__Available records__
· · · · · · ·
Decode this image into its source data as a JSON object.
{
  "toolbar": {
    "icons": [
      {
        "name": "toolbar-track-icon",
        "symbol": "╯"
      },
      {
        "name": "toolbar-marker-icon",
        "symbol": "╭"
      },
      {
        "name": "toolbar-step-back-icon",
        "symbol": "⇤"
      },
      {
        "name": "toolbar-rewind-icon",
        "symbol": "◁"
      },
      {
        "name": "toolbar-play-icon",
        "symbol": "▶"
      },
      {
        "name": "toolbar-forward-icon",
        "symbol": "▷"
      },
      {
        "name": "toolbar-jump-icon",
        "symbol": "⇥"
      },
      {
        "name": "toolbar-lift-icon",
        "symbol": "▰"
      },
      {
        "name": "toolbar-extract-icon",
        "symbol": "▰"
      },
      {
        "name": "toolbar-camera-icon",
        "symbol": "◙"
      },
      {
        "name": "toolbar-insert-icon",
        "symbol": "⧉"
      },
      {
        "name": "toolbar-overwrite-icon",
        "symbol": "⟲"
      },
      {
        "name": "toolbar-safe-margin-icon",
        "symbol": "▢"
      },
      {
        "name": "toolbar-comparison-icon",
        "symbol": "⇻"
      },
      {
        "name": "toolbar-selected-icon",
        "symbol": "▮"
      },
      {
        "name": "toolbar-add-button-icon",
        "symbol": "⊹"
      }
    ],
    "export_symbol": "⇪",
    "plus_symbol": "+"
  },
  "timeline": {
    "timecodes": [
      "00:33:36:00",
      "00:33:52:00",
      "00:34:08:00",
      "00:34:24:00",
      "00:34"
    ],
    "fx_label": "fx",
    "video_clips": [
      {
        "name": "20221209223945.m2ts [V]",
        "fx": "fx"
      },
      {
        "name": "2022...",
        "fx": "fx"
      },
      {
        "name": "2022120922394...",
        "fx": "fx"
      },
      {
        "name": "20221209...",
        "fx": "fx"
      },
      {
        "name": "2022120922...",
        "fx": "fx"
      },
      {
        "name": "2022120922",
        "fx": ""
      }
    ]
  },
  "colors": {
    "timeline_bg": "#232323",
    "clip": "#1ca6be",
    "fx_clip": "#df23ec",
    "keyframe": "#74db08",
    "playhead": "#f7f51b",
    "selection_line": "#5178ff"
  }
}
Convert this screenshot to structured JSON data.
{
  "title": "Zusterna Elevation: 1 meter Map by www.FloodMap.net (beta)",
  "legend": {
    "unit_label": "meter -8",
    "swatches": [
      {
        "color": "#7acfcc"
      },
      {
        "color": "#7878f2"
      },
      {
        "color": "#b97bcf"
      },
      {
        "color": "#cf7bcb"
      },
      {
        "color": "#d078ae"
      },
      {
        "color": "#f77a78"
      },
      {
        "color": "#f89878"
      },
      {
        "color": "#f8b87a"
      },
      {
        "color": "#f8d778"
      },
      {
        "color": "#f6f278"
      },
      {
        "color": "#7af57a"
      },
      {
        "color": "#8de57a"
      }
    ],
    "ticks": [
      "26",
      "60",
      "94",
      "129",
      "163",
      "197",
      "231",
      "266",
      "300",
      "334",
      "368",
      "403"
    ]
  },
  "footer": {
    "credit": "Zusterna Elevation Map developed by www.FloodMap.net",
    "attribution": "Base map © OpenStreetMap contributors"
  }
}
· · · · · · ·
__Problem description__
Everything in the listing above should be restated exactly.

__Full solution__
Decode this image into its source data as a JSON object.
{
  "toolbar": {
    "icons": [
      {
        "name": "toolbar-track-icon",
        "symbol": "╯"
      },
      {
        "name": "toolbar-marker-icon",
        "symbol": "╭"
      },
      {
        "name": "toolbar-step-back-icon",
        "symbol": "⇤"
      },
      {
        "name": "toolbar-rewind-icon",
        "symbol": "◁"
      },
      {
        "name": "toolbar-play-icon",
        "symbol": "▶"
      },
      {
        "name": "toolbar-forward-icon",
        "symbol": "▷"
      },
      {
        "name": "toolbar-jump-icon",
        "symbol": "⇥"
      },
      {
        "name": "toolbar-lift-icon",
        "symbol": "▰"
      },
      {
        "name": "toolbar-extract-icon",
        "symbol": "▰"
      },
      {
        "name": "toolbar-camera-icon",
        "symbol": "◙"
      },
      {
        "name": "toolbar-insert-icon",
        "symbol": "⧉"
      },
      {
        "name": "toolbar-overwrite-icon",
        "symbol": "⟲"
      },
      {
        "name": "toolbar-safe-margin-icon",
        "symbol": "▢"
      },
      {
        "name": "toolbar-comparison-icon",
        "symbol": "⇻"
      },
      {
        "name": "toolbar-selected-icon",
        "symbol": "▮"
      },
      {
        "name": "toolbar-add-button-icon",
        "symbol": "⊹"
      }
    ],
    "export_symbol": "⇪",
    "plus_symbol": "+"
  },
  "timeline": {
    "timecodes": [
      "00:33:36:00",
      "00:33:52:00",
      "00:34:08:00",
      "00:34:24:00",
      "00:34"
    ],
    "fx_label": "fx",
    "video_clips": [
      {
        "name": "20221209223945.m2ts [V]",
        "fx": "fx"
      },
      {
        "name": "2022...",
        "fx": "fx"
      },
      {
        "name": "2022120922394...",
        "fx": "fx"
      },
      {
        "name": "20221209...",
        "fx": "fx"
      },
      {
        "name": "2022120922...",
        "fx": "fx"
      },
      {
        "name": "2022120922",
        "fx": ""
      }
    ]
  },
  "colors": {
    "timeline_bg": "#232323",
    "clip": "#1ca6be",
    "fx_clip": "#df23ec",
    "keyframe": "#74db08",
    "playhead": "#f7f51b",
    "selection_line": "#5178ff"
  }
}
Convert this screenshot to structured JSON data.
{
  "title": "Zusterna Elevation: 1 meter Map by www.FloodMap.net (beta)",
  "legend": {
    "unit_label": "meter -8",
    "swatches": [
      {
        "color": "#7acfcc"
      },
      {
        "color": "#7878f2"
      },
      {
        "color": "#b97bcf"
      },
      {
        "color": "#cf7bcb"
      },
      {
        "color": "#d078ae"
      },
      {
        "color": "#f77a78"
      },
      {
        "color": "#f89878"
      },
      {
        "color": "#f8b87a"
      },
      {
        "color": "#f8d778"
      },
      {
        "color": "#f6f278"
      },
      {
        "color": "#7af57a"
      },
      {
        "color": "#8de57a"
      }
    ],
    "ticks": [
      "26",
      "60",
      "94",
      "129",
      "163",
      "197",
      "231",
      "266",
      "300",
      "334",
      "368",
      "403"
    ]
  },
  "footer": {
    "credit": "Zusterna Elevation Map developed by www.FloodMap.net",
    "attribution": "Base map © OpenStreetMap contributors"
  }
}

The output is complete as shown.